_Given task_. Gather each line containing the string "authors" from these entries.

_Material for this task_.
________________

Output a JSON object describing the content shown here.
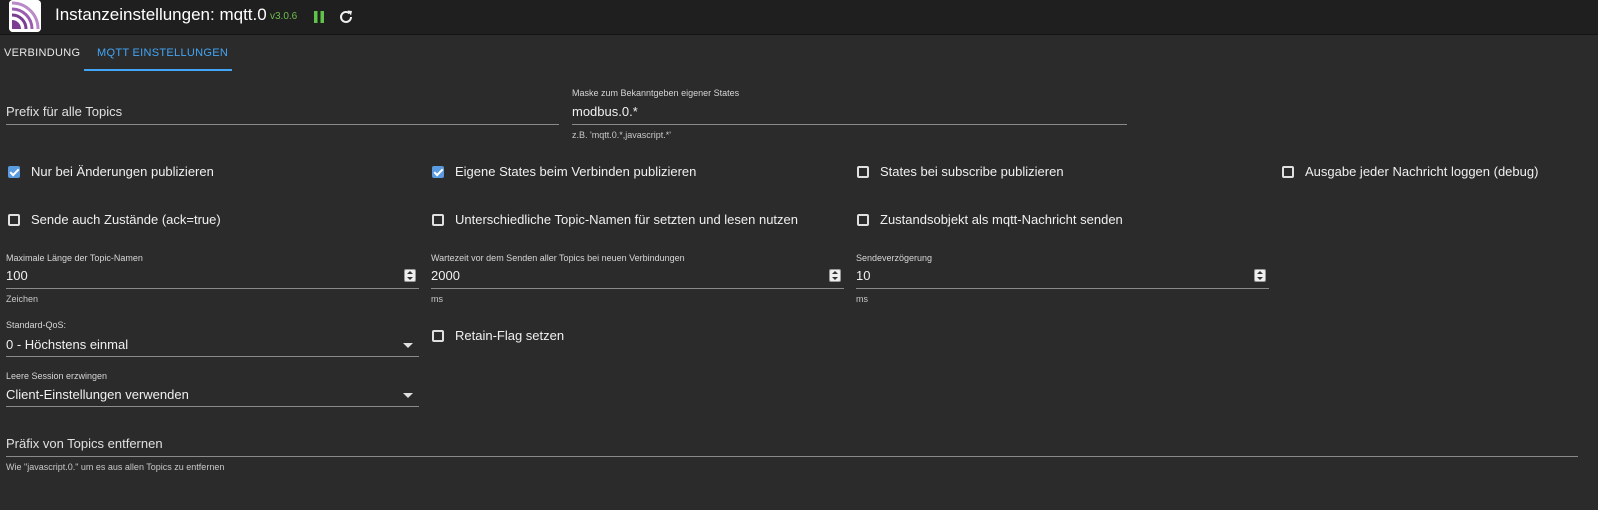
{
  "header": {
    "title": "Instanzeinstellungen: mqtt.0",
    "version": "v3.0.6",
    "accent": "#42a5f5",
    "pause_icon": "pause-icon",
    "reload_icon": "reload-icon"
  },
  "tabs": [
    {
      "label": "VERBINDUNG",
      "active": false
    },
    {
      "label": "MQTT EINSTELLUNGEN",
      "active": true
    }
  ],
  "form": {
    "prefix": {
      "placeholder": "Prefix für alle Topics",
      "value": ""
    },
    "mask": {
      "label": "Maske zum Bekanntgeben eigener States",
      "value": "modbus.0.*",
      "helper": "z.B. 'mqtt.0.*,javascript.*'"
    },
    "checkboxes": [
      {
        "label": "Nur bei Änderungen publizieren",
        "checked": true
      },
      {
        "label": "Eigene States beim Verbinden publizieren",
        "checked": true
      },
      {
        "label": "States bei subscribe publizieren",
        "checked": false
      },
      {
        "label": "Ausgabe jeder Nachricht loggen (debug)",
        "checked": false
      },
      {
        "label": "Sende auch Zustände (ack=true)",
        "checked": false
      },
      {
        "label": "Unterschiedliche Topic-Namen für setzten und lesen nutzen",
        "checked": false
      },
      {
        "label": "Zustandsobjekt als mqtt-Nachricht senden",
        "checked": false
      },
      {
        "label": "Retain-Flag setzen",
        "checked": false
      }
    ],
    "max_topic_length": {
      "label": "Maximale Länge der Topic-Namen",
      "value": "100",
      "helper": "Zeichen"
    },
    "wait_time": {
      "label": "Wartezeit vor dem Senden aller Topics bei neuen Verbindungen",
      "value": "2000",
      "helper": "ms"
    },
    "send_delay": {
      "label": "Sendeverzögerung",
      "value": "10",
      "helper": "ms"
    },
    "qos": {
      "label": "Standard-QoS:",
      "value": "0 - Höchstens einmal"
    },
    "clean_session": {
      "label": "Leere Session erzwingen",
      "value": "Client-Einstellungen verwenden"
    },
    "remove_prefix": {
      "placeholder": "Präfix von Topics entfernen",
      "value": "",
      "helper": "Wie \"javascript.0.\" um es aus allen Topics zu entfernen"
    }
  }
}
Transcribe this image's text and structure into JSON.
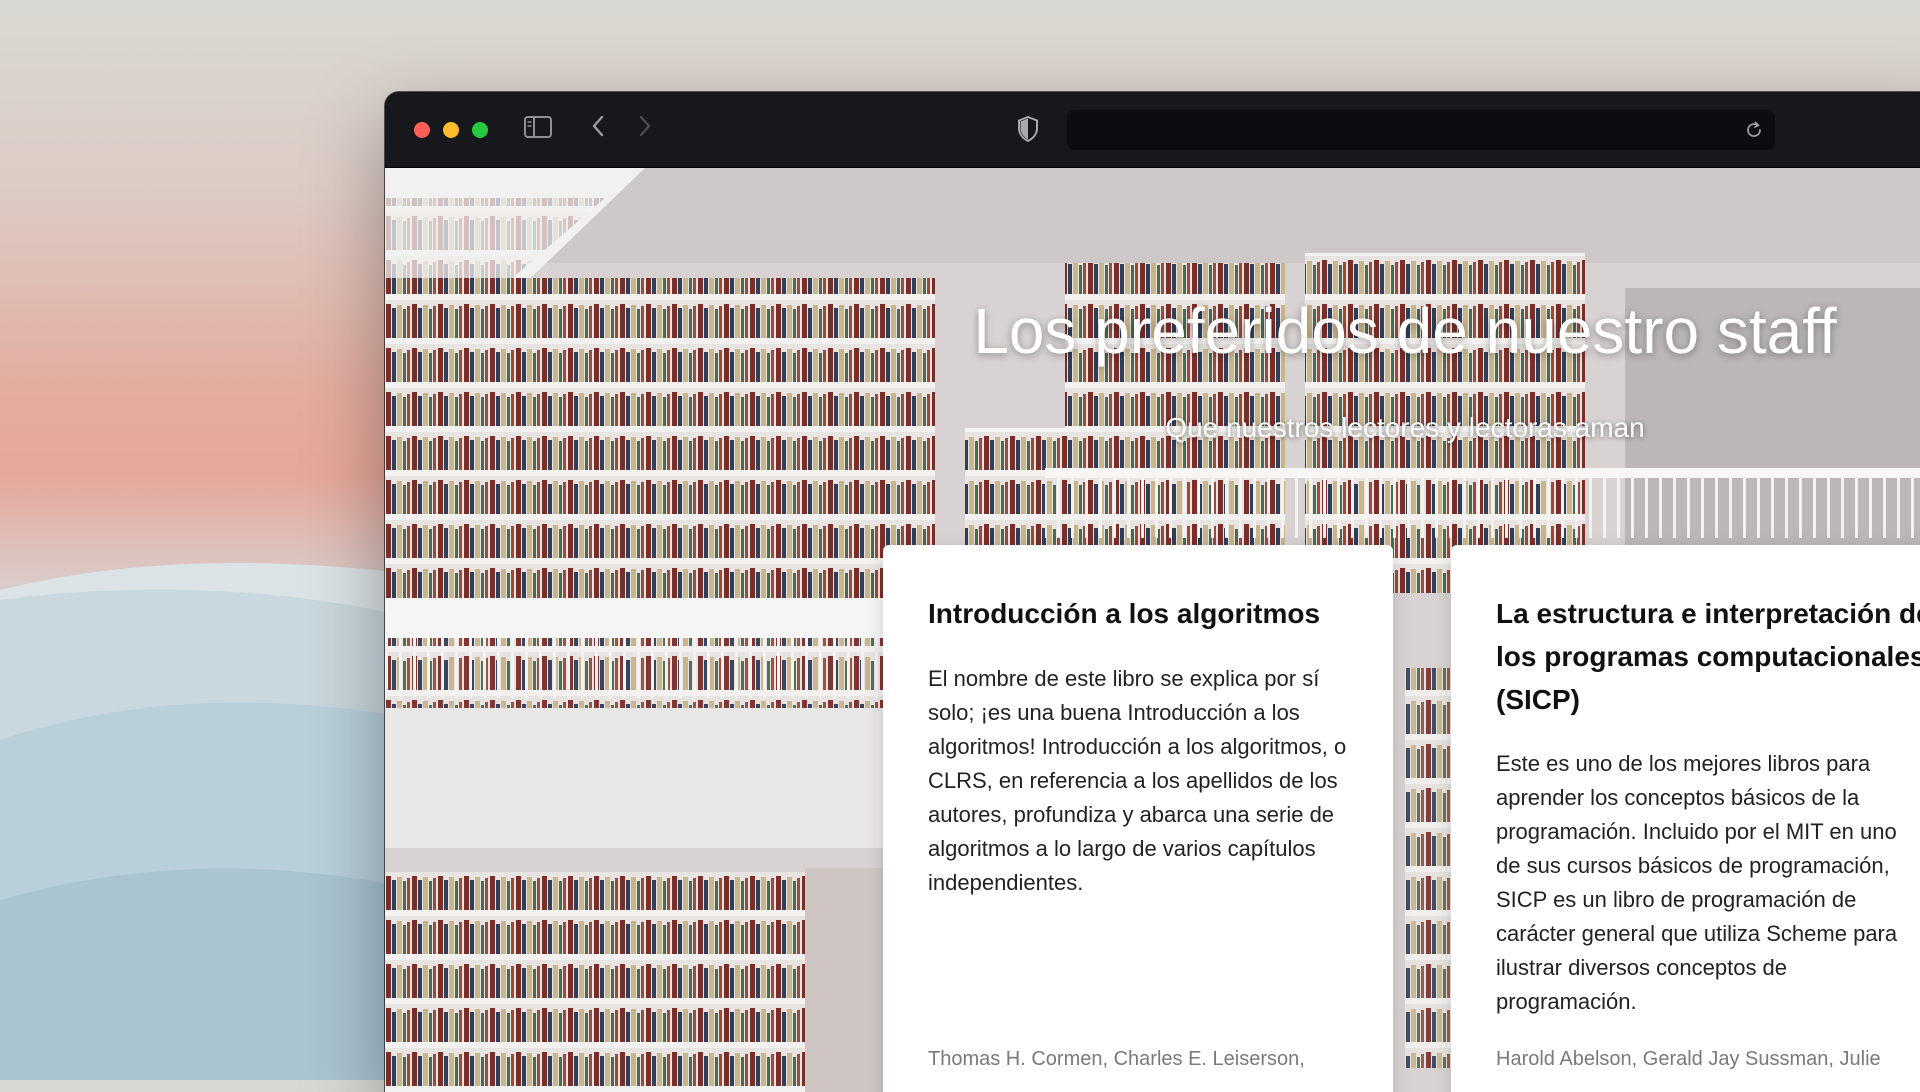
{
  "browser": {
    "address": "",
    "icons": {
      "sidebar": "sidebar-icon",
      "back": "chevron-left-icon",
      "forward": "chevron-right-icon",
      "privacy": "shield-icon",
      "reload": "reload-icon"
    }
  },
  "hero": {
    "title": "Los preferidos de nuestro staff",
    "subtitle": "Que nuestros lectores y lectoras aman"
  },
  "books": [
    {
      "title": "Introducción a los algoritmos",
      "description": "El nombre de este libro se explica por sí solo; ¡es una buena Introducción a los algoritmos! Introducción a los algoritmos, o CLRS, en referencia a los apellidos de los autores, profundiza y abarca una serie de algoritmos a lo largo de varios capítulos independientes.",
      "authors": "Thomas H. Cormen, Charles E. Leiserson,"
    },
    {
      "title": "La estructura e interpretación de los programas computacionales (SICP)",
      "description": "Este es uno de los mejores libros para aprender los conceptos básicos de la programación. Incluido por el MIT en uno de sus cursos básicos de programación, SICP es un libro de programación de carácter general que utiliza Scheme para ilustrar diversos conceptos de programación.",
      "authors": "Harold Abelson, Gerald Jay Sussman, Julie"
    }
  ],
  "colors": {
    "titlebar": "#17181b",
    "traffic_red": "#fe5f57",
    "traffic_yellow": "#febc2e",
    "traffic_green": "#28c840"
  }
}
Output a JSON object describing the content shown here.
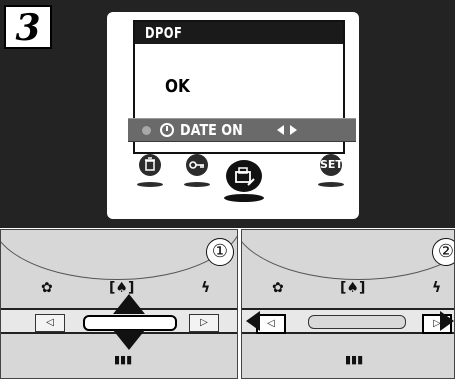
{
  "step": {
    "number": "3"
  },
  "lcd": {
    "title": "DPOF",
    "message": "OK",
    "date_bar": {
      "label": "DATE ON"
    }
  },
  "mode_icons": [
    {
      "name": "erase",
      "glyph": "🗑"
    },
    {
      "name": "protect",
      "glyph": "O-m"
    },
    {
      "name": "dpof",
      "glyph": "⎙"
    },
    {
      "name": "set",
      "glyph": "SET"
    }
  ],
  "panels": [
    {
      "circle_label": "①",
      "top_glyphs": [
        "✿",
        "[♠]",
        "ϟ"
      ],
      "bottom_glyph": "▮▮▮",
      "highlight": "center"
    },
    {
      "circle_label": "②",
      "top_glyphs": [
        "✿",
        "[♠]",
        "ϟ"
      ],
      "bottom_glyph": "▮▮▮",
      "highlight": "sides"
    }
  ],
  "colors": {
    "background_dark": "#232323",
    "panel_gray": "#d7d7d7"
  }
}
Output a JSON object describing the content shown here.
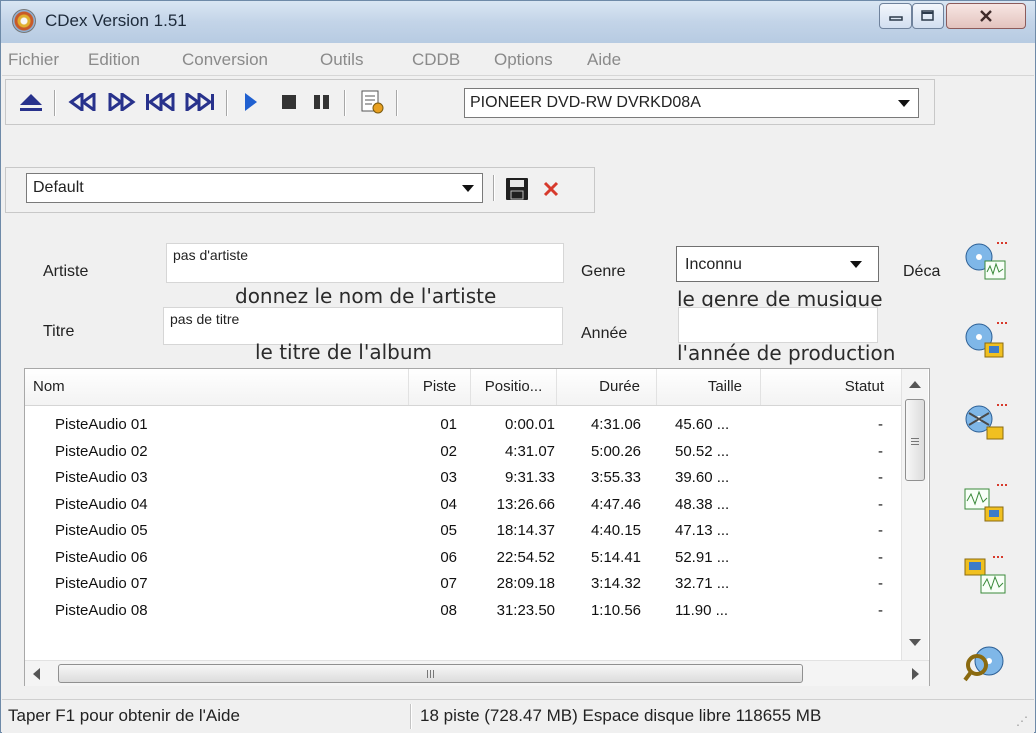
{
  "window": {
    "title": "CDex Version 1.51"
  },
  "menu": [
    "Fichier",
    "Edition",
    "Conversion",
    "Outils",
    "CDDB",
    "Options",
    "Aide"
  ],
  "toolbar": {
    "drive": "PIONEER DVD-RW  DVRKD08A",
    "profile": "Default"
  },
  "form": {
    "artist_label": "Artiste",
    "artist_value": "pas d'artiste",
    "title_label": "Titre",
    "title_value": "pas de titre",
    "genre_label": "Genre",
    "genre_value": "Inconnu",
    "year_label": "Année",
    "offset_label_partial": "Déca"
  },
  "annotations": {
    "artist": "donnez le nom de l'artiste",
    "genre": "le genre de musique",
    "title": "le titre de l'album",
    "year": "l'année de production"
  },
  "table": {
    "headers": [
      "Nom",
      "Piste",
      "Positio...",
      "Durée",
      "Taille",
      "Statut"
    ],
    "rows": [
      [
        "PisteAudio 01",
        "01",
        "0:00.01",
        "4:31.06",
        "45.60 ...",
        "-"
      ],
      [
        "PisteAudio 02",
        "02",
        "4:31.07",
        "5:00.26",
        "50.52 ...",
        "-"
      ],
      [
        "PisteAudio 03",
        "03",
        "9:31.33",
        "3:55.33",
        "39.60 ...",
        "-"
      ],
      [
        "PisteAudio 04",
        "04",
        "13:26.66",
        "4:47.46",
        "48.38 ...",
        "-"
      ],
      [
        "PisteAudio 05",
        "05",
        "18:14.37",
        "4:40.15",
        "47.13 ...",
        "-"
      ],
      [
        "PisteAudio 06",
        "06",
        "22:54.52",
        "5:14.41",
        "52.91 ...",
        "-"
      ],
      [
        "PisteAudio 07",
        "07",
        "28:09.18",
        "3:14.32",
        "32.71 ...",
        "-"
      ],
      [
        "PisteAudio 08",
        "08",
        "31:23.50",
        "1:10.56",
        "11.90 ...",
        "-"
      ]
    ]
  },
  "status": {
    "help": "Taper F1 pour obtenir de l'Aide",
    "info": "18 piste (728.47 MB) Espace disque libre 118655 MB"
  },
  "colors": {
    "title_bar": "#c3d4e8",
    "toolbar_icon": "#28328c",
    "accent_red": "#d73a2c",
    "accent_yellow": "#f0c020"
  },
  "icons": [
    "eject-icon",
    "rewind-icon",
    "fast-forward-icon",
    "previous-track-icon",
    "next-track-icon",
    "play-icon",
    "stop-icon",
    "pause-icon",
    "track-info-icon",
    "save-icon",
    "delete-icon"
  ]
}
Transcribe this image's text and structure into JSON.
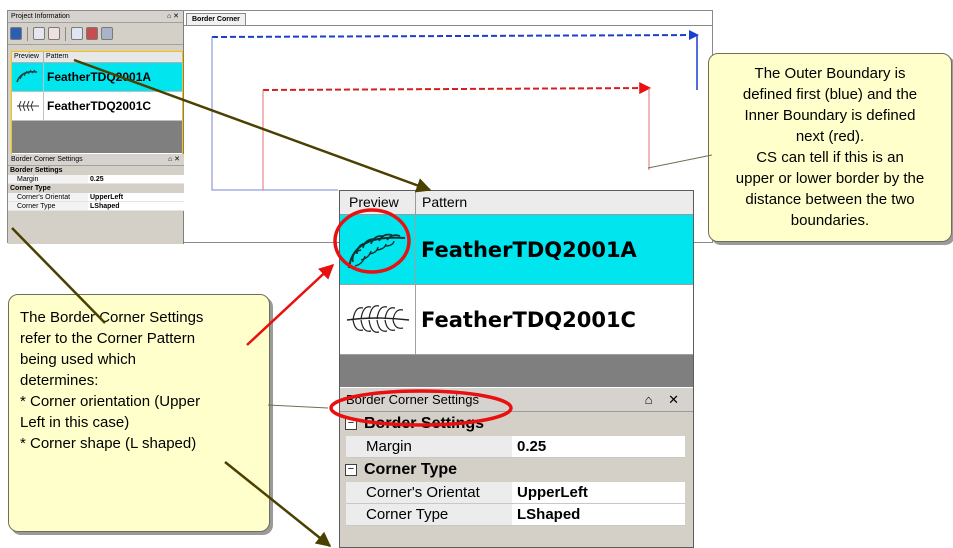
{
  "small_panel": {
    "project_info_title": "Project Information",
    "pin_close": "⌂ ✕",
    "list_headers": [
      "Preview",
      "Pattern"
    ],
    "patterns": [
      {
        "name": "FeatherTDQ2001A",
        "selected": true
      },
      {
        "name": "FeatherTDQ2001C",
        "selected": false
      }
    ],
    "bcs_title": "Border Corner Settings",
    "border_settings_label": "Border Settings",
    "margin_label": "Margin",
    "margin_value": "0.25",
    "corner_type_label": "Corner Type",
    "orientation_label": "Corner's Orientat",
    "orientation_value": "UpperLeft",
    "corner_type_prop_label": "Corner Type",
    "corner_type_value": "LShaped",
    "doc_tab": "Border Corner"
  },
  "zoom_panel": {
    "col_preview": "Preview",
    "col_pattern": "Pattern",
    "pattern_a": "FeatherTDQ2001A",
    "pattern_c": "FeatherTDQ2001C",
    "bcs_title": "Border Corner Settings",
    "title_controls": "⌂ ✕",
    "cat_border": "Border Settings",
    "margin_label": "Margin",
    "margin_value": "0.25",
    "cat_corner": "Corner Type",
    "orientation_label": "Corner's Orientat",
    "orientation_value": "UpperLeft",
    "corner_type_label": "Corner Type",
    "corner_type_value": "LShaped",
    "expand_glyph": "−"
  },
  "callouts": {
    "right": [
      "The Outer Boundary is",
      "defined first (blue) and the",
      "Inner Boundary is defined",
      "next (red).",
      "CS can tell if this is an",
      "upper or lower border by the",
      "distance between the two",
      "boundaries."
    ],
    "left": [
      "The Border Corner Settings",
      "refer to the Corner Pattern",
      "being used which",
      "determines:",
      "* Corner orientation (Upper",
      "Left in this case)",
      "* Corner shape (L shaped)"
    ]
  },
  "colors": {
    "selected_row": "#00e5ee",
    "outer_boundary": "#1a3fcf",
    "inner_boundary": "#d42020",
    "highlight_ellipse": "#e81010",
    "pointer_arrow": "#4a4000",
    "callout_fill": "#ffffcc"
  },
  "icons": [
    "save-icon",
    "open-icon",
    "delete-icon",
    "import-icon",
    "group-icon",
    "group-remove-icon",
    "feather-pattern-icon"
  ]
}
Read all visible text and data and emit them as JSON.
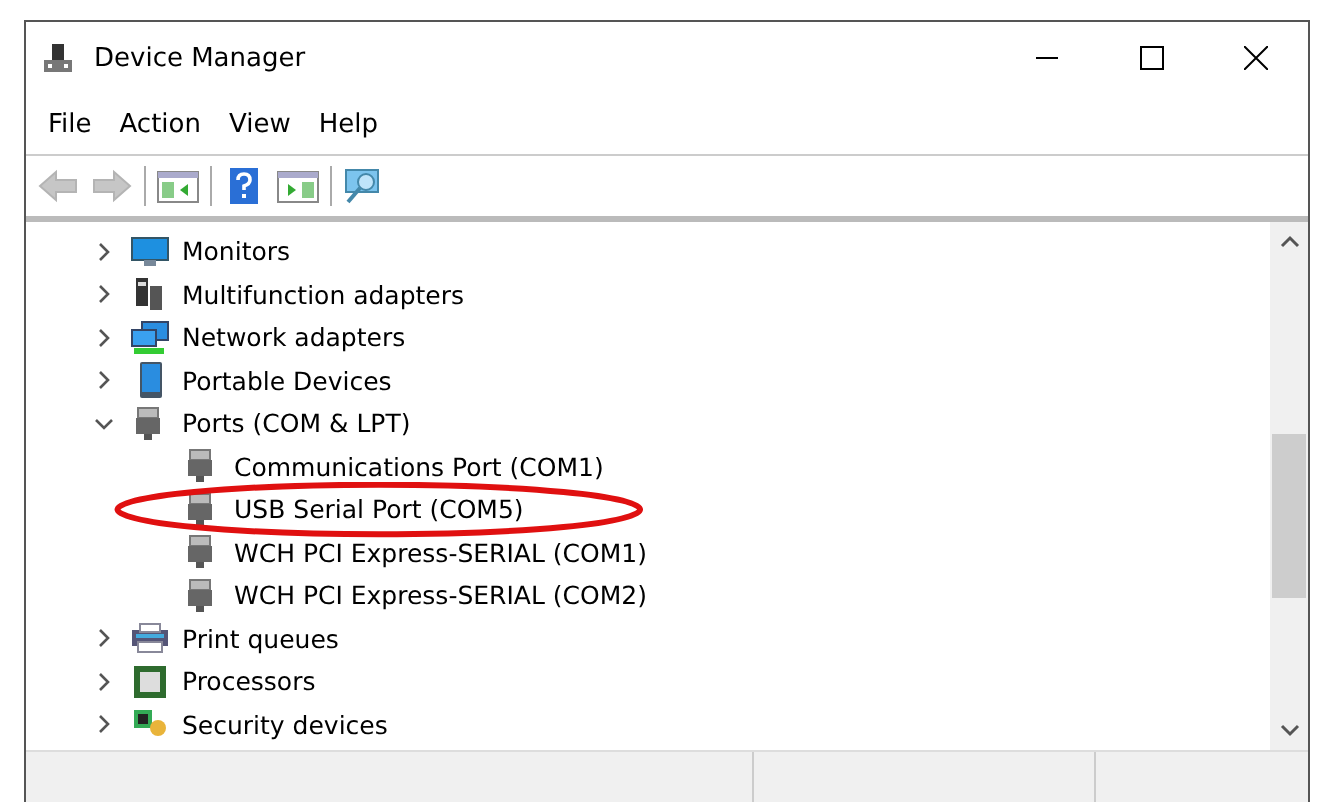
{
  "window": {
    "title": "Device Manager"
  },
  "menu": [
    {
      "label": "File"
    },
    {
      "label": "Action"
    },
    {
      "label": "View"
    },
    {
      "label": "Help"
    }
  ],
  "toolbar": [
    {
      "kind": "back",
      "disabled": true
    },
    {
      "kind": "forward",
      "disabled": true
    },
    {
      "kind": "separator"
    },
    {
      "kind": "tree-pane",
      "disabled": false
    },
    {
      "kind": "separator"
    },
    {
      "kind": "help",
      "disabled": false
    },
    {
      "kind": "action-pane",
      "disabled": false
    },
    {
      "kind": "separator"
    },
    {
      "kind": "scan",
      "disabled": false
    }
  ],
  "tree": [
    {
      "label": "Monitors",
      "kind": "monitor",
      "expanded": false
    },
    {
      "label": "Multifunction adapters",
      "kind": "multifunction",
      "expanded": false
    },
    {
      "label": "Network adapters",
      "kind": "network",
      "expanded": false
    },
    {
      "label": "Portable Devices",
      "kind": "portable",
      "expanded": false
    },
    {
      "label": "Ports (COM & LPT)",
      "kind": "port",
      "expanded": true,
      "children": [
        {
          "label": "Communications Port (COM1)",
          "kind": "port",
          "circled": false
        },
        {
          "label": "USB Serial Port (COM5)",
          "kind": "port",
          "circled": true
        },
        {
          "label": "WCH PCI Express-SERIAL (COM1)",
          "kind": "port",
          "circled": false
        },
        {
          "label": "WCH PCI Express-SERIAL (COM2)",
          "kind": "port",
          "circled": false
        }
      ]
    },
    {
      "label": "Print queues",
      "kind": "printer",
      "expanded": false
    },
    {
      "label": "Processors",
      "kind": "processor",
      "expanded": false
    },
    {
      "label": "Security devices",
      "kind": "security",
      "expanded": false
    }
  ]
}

________________

_Output of the exercise_.
      "authors": "Thomas H. Cormen, Charles E. Leiserson,"
      "authors": "Harold Abelson, Gerald Jay Sussman, Julie"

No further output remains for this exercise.